Start Given data

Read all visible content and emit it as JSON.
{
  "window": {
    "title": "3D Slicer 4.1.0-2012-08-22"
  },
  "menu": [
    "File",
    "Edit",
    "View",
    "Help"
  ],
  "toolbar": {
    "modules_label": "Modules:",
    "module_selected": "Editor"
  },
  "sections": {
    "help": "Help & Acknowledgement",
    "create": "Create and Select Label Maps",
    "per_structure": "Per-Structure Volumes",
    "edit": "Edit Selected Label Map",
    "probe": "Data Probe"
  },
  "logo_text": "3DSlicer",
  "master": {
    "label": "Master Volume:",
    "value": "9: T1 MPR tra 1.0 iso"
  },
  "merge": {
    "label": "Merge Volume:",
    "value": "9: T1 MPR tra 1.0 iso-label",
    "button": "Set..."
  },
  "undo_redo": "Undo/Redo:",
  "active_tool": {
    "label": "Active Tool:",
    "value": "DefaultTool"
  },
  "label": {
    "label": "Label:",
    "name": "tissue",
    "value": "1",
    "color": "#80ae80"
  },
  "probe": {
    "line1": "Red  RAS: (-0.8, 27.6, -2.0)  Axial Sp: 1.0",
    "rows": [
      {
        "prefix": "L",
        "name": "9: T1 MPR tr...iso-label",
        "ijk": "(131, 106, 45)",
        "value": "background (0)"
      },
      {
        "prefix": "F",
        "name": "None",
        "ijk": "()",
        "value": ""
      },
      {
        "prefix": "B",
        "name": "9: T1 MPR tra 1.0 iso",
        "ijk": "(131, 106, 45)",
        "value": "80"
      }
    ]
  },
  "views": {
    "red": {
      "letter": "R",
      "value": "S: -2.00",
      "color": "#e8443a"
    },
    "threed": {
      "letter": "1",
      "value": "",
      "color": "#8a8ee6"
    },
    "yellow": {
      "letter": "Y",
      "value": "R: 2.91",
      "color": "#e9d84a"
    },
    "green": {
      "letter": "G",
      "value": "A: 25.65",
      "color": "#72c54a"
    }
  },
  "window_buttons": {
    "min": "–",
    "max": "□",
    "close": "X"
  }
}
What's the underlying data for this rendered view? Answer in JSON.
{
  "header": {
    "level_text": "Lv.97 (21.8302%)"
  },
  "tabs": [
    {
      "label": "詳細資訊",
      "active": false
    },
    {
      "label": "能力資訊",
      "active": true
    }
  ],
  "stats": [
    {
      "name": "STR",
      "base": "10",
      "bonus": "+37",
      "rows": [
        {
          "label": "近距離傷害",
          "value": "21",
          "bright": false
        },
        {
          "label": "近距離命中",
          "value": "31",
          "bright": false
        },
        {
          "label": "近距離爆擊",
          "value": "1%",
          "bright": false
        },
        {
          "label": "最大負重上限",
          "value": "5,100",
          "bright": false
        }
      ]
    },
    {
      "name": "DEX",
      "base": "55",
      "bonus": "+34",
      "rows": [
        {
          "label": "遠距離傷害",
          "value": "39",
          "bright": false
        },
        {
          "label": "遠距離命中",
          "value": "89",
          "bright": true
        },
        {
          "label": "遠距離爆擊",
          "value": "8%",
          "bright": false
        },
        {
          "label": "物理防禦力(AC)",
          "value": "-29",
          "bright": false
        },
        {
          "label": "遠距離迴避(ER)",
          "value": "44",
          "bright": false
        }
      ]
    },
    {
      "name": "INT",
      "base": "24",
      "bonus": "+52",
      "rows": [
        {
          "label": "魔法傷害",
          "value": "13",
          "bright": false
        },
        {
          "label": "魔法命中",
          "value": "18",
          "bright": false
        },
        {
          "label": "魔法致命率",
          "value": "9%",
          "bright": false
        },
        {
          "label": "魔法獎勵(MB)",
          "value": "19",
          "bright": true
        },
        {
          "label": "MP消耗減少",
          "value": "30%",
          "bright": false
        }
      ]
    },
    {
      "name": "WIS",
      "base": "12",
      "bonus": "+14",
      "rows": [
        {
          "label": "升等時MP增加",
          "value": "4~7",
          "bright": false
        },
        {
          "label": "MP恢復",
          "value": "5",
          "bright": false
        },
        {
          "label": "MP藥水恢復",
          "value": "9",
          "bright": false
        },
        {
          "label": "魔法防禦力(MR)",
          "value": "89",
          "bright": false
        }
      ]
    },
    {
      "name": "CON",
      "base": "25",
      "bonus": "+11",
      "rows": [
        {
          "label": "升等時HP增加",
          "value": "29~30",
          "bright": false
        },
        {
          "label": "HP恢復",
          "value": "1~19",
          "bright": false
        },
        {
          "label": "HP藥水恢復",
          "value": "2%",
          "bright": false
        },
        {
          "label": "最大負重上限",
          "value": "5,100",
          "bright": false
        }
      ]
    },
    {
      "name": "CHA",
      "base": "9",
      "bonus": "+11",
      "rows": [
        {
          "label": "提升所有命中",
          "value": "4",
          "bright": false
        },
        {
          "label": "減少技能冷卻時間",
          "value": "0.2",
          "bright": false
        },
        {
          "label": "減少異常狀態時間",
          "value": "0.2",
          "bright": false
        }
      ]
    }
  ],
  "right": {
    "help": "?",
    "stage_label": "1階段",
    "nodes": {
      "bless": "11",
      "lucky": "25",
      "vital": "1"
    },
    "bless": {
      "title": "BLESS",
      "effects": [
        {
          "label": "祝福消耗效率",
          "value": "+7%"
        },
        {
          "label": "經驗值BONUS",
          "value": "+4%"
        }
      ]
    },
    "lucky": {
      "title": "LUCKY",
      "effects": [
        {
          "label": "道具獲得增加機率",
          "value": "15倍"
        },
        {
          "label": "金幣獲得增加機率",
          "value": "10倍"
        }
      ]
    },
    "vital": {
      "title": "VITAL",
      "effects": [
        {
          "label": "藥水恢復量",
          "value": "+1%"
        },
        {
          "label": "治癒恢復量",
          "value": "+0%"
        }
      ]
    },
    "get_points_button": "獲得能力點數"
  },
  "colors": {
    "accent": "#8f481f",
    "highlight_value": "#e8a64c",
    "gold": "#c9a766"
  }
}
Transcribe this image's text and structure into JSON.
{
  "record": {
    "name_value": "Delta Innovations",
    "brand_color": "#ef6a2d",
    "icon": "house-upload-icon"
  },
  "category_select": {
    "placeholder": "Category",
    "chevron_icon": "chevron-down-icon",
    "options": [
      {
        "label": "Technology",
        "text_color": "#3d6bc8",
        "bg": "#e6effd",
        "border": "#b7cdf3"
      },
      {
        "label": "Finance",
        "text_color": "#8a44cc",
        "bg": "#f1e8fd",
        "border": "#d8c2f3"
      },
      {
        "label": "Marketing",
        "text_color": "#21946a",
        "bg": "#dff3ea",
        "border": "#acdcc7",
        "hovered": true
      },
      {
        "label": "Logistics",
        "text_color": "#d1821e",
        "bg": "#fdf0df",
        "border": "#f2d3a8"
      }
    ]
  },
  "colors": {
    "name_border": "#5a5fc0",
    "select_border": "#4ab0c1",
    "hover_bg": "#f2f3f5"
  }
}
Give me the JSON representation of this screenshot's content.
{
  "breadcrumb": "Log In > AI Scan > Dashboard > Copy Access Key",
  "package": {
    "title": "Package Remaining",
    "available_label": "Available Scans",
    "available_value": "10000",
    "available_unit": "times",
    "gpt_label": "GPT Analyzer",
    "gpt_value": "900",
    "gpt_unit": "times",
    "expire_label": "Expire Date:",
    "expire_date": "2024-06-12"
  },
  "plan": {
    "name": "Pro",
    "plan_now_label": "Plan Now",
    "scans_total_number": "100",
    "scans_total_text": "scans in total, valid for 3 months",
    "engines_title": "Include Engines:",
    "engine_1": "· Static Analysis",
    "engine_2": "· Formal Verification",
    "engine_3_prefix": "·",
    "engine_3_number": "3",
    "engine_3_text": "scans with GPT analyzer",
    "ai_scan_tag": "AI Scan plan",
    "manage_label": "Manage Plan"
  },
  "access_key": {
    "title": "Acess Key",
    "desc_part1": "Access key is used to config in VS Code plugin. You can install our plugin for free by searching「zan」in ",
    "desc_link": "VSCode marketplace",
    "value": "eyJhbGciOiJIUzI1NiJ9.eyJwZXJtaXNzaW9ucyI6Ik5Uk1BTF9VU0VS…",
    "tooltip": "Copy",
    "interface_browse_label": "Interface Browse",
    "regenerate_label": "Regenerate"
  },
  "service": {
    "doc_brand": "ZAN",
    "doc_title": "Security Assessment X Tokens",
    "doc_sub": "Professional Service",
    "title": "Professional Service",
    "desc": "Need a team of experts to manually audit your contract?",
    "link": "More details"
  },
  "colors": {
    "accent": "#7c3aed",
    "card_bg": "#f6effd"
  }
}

End Given data

> **Problem to solve**
Only the lines from the one that contains "Give me the" through the last line should be repeated, each exactly as it stands, with both ends included.

> **Completed task**
Give me the JSON representation of this screenshot's content.
{
  "breadcrumb": "Log In > AI Scan > Dashboard > Copy Access Key",
  "package": {
    "title": "Package Remaining",
    "available_label": "Available Scans",
    "available_value": "10000",
    "available_unit": "times",
    "gpt_label": "GPT Analyzer",
    "gpt_value": "900",
    "gpt_unit": "times",
    "expire_label": "Expire Date:",
    "expire_date": "2024-06-12"
  },
  "plan": {
    "name": "Pro",
    "plan_now_label": "Plan Now",
    "scans_total_number": "100",
    "scans_total_text": "scans in total, valid for 3 months",
    "engines_title": "Include Engines:",
    "engine_1": "· Static Analysis",
    "engine_2": "· Formal Verification",
    "engine_3_prefix": "·",
    "engine_3_number": "3",
    "engine_3_text": "scans with GPT analyzer",
    "ai_scan_tag": "AI Scan plan",
    "manage_label": "Manage Plan"
  },
  "access_key": {
    "title": "Acess Key",
    "desc_part1": "Access key is used to config in VS Code plugin. You can install our plugin for free by searching「zan」in ",
    "desc_link": "VSCode marketplace",
    "value": "eyJhbGciOiJIUzI1NiJ9.eyJwZXJtaXNzaW9ucyI6Ik5Uk1BTF9VU0VS…",
    "tooltip": "Copy",
    "interface_browse_label": "Interface Browse",
    "regenerate_label": "Regenerate"
  },
  "service": {
    "doc_brand": "ZAN",
    "doc_title": "Security Assessment X Tokens",
    "doc_sub": "Professional Service",
    "title": "Professional Service",
    "desc": "Need a team of experts to manually audit your contract?",
    "link": "More details"
  },
  "colors": {
    "accent": "#7c3aed",
    "card_bg": "#f6effd"
  }
}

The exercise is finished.